** begin Extracted material **

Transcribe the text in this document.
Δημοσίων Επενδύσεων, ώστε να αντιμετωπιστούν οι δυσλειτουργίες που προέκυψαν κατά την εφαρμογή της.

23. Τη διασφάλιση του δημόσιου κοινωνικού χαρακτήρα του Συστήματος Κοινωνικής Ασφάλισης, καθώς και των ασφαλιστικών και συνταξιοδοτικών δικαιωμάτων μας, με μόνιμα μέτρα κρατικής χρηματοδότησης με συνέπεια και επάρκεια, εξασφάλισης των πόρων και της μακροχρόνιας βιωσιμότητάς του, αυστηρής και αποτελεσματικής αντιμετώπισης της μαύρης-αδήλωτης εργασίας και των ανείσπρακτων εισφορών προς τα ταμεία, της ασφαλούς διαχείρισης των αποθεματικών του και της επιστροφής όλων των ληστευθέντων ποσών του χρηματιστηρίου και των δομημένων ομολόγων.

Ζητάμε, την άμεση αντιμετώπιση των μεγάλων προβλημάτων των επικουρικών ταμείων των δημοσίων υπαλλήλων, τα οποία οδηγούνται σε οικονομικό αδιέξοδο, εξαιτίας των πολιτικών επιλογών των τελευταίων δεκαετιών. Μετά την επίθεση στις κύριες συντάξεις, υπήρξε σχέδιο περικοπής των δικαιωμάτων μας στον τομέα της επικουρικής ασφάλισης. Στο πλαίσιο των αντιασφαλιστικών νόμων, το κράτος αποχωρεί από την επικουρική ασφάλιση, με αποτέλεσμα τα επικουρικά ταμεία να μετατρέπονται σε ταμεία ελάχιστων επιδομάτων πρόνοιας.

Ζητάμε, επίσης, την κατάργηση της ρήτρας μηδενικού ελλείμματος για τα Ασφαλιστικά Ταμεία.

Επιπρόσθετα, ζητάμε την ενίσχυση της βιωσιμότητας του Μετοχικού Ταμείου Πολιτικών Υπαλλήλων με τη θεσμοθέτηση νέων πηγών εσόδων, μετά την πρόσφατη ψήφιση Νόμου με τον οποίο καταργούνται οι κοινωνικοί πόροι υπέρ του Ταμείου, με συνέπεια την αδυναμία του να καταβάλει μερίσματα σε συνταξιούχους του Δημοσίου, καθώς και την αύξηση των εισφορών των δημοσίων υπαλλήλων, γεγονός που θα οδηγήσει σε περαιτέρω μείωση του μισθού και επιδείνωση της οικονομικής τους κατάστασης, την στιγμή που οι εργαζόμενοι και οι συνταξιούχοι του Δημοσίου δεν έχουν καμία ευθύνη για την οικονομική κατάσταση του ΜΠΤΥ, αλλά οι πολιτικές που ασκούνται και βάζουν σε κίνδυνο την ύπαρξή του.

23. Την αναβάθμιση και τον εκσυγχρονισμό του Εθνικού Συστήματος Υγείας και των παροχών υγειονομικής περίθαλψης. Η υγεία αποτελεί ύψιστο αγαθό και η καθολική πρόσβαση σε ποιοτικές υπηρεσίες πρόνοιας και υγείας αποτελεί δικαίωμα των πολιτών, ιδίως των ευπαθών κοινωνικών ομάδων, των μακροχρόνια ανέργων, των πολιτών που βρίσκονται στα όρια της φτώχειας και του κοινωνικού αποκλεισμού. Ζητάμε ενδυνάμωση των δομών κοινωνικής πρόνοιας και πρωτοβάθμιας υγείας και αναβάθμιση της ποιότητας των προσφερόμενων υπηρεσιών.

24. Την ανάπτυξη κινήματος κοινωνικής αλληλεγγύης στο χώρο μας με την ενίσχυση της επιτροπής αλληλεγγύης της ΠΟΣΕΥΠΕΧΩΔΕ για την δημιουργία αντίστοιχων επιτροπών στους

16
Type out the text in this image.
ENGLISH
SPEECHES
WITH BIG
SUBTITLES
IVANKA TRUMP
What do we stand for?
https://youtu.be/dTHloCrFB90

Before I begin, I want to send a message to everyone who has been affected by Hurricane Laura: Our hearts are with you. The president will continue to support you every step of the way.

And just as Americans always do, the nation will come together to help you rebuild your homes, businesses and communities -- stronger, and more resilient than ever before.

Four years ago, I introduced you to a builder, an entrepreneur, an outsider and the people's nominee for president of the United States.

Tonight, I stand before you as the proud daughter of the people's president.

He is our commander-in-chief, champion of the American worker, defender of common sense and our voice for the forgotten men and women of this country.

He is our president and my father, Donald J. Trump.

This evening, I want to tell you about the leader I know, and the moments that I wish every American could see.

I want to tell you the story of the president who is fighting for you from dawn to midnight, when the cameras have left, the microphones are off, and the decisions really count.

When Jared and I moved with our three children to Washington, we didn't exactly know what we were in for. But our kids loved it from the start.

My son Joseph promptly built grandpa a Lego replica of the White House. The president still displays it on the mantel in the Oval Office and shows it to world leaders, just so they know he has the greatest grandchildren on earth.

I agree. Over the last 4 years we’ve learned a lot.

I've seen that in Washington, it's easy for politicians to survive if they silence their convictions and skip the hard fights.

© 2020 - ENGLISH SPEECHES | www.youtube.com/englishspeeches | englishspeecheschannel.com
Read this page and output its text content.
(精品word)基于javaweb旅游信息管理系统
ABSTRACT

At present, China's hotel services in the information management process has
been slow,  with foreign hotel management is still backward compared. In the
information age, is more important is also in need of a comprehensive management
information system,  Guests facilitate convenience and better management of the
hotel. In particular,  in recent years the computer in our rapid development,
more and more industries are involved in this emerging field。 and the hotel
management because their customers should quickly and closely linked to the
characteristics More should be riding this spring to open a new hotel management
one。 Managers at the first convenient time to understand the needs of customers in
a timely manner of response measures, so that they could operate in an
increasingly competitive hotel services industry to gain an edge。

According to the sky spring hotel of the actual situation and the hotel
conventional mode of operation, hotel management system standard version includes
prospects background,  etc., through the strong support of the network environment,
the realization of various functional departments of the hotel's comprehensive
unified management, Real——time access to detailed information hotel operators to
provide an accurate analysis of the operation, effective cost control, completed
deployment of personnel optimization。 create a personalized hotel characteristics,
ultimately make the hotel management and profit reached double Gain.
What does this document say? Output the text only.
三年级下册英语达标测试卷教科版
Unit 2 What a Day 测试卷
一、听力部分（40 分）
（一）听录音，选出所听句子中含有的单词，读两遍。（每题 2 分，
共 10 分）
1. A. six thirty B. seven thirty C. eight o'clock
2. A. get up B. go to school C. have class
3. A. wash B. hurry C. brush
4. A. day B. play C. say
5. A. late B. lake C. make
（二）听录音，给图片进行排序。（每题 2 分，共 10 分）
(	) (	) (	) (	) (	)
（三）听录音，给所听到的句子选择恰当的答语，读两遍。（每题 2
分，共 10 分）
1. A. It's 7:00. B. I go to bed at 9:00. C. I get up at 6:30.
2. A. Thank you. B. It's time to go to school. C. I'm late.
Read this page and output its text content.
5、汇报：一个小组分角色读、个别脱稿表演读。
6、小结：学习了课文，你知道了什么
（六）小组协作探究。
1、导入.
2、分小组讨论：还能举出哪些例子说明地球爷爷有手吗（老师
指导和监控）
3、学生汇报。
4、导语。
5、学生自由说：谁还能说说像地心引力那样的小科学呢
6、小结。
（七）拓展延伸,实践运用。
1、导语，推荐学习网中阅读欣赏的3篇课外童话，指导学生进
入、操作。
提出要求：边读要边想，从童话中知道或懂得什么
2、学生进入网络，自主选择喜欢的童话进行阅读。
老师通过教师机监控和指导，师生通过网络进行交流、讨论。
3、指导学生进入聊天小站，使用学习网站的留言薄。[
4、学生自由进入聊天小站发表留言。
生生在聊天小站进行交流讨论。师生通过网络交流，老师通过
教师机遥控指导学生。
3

** end Extracted material **

= Work required =
Recopy the entries above exactly, with every line included.

= Task result =
Transcribe the text in this document.
Δημοσίων Επενδύσεων, ώστε να αντιμετωπιστούν οι δυσλειτουργίες που προέκυψαν κατά την εφαρμογή της.

23. Τη διασφάλιση του δημόσιου κοινωνικού χαρακτήρα του Συστήματος Κοινωνικής Ασφάλισης, καθώς και των ασφαλιστικών και συνταξιοδοτικών δικαιωμάτων μας, με μόνιμα μέτρα κρατικής χρηματοδότησης με συνέπεια και επάρκεια, εξασφάλισης των πόρων και της μακροχρόνιας βιωσιμότητάς του, αυστηρής και αποτελεσματικής αντιμετώπισης της μαύρης-αδήλωτης εργασίας και των ανείσπρακτων εισφορών προς τα ταμεία, της ασφαλούς διαχείρισης των αποθεματικών του και της επιστροφής όλων των ληστευθέντων ποσών του χρηματιστηρίου και των δομημένων ομολόγων.

Ζητάμε, την άμεση αντιμετώπιση των μεγάλων προβλημάτων των επικουρικών ταμείων των δημοσίων υπαλλήλων, τα οποία οδηγούνται σε οικονομικό αδιέξοδο, εξαιτίας των πολιτικών επιλογών των τελευταίων δεκαετιών. Μετά την επίθεση στις κύριες συντάξεις, υπήρξε σχέδιο περικοπής των δικαιωμάτων μας στον τομέα της επικουρικής ασφάλισης. Στο πλαίσιο των αντιασφαλιστικών νόμων, το κράτος αποχωρεί από την επικουρική ασφάλιση, με αποτέλεσμα τα επικουρικά ταμεία να μετατρέπονται σε ταμεία ελάχιστων επιδομάτων πρόνοιας.

Ζητάμε, επίσης, την κατάργηση της ρήτρας μηδενικού ελλείμματος για τα Ασφαλιστικά Ταμεία.

Επιπρόσθετα, ζητάμε την ενίσχυση της βιωσιμότητας του Μετοχικού Ταμείου Πολιτικών Υπαλλήλων με τη θεσμοθέτηση νέων πηγών εσόδων, μετά την πρόσφατη ψήφιση Νόμου με τον οποίο καταργούνται οι κοινωνικοί πόροι υπέρ του Ταμείου, με συνέπεια την αδυναμία του να καταβάλει μερίσματα σε συνταξιούχους του Δημοσίου, καθώς και την αύξηση των εισφορών των δημοσίων υπαλλήλων, γεγονός που θα οδηγήσει σε περαιτέρω μείωση του μισθού και επιδείνωση της οικονομικής τους κατάστασης, την στιγμή που οι εργαζόμενοι και οι συνταξιούχοι του Δημοσίου δεν έχουν καμία ευθύνη για την οικονομική κατάσταση του ΜΠΤΥ, αλλά οι πολιτικές που ασκούνται και βάζουν σε κίνδυνο την ύπαρξή του.

23. Την αναβάθμιση και τον εκσυγχρονισμό του Εθνικού Συστήματος Υγείας και των παροχών υγειονομικής περίθαλψης. Η υγεία αποτελεί ύψιστο αγαθό και η καθολική πρόσβαση σε ποιοτικές υπηρεσίες πρόνοιας και υγείας αποτελεί δικαίωμα των πολιτών, ιδίως των ευπαθών κοινωνικών ομάδων, των μακροχρόνια ανέργων, των πολιτών που βρίσκονται στα όρια της φτώχειας και του κοινωνικού αποκλεισμού. Ζητάμε ενδυνάμωση των δομών κοινωνικής πρόνοιας και πρωτοβάθμιας υγείας και αναβάθμιση της ποιότητας των προσφερόμενων υπηρεσιών.

24. Την ανάπτυξη κινήματος κοινωνικής αλληλεγγύης στο χώρο μας με την ενίσχυση της επιτροπής αλληλεγγύης της ΠΟΣΕΥΠΕΧΩΔΕ για την δημιουργία αντίστοιχων επιτροπών στους

16
Type out the text in this image.
ENGLISH
SPEECHES
WITH BIG
SUBTITLES
IVANKA TRUMP
What do we stand for?
https://youtu.be/dTHloCrFB90

Before I begin, I want to send a message to everyone who has been affected by Hurricane Laura: Our hearts are with you. The president will continue to support you every step of the way.

And just as Americans always do, the nation will come together to help you rebuild your homes, businesses and communities -- stronger, and more resilient than ever before.

Four years ago, I introduced you to a builder, an entrepreneur, an outsider and the people's nominee for president of the United States.

Tonight, I stand before you as the proud daughter of the people's president.

He is our commander-in-chief, champion of the American worker, defender of common sense and our voice for the forgotten men and women of this country.

He is our president and my father, Donald J. Trump.

This evening, I want to tell you about the leader I know, and the moments that I wish every American could see.

I want to tell you the story of the president who is fighting for you from dawn to midnight, when the cameras have left, the microphones are off, and the decisions really count.

When Jared and I moved with our three children to Washington, we didn't exactly know what we were in for. But our kids loved it from the start.

My son Joseph promptly built grandpa a Lego replica of the White House. The president still displays it on the mantel in the Oval Office and shows it to world leaders, just so they know he has the greatest grandchildren on earth.

I agree. Over the last 4 years we’ve learned a lot.

I've seen that in Washington, it's easy for politicians to survive if they silence their convictions and skip the hard fights.

© 2020 - ENGLISH SPEECHES | www.youtube.com/englishspeeches | englishspeecheschannel.com
Read this page and output its text content.
(精品word)基于javaweb旅游信息管理系统
ABSTRACT

At present, China's hotel services in the information management process has
been slow,  with foreign hotel management is still backward compared. In the
information age, is more important is also in need of a comprehensive management
information system,  Guests facilitate convenience and better management of the
hotel. In particular,  in recent years the computer in our rapid development,
more and more industries are involved in this emerging field。 and the hotel
management because their customers should quickly and closely linked to the
characteristics More should be riding this spring to open a new hotel management
one。 Managers at the first convenient time to understand the needs of customers in
a timely manner of response measures, so that they could operate in an
increasingly competitive hotel services industry to gain an edge。

According to the sky spring hotel of the actual situation and the hotel
conventional mode of operation, hotel management system standard version includes
prospects background,  etc., through the strong support of the network environment,
the realization of various functional departments of the hotel's comprehensive
unified management, Real——time access to detailed information hotel operators to
provide an accurate analysis of the operation, effective cost control, completed
deployment of personnel optimization。 create a personalized hotel characteristics,
ultimately make the hotel management and profit reached double Gain.
What does this document say? Output the text only.
三年级下册英语达标测试卷教科版
Unit 2 What a Day 测试卷
一、听力部分（40 分）
（一）听录音，选出所听句子中含有的单词，读两遍。（每题 2 分，
共 10 分）
1. A. six thirty B. seven thirty C. eight o'clock
2. A. get up B. go to school C. have class
3. A. wash B. hurry C. brush
4. A. day B. play C. say
5. A. late B. lake C. make
（二）听录音，给图片进行排序。（每题 2 分，共 10 分）
(	) (	) (	) (	) (	)
（三）听录音，给所听到的句子选择恰当的答语，读两遍。（每题 2
分，共 10 分）
1. A. It's 7:00. B. I go to bed at 9:00. C. I get up at 6:30.
2. A. Thank you. B. It's time to go to school. C. I'm late.
Read this page and output its text content.
5、汇报：一个小组分角色读、个别脱稿表演读。
6、小结：学习了课文，你知道了什么
（六）小组协作探究。
1、导入.
2、分小组讨论：还能举出哪些例子说明地球爷爷有手吗（老师
指导和监控）
3、学生汇报。
4、导语。
5、学生自由说：谁还能说说像地心引力那样的小科学呢
6、小结。
（七）拓展延伸,实践运用。
1、导语，推荐学习网中阅读欣赏的3篇课外童话，指导学生进
入、操作。
提出要求：边读要边想，从童话中知道或懂得什么
2、学生进入网络，自主选择喜欢的童话进行阅读。
老师通过教师机监控和指导，师生通过网络进行交流、讨论。
3、指导学生进入聊天小站，使用学习网站的留言薄。[
4、学生自由进入聊天小站发表留言。
生生在聊天小站进行交流讨论。师生通过网络交流，老师通过
教师机遥控指导学生。
3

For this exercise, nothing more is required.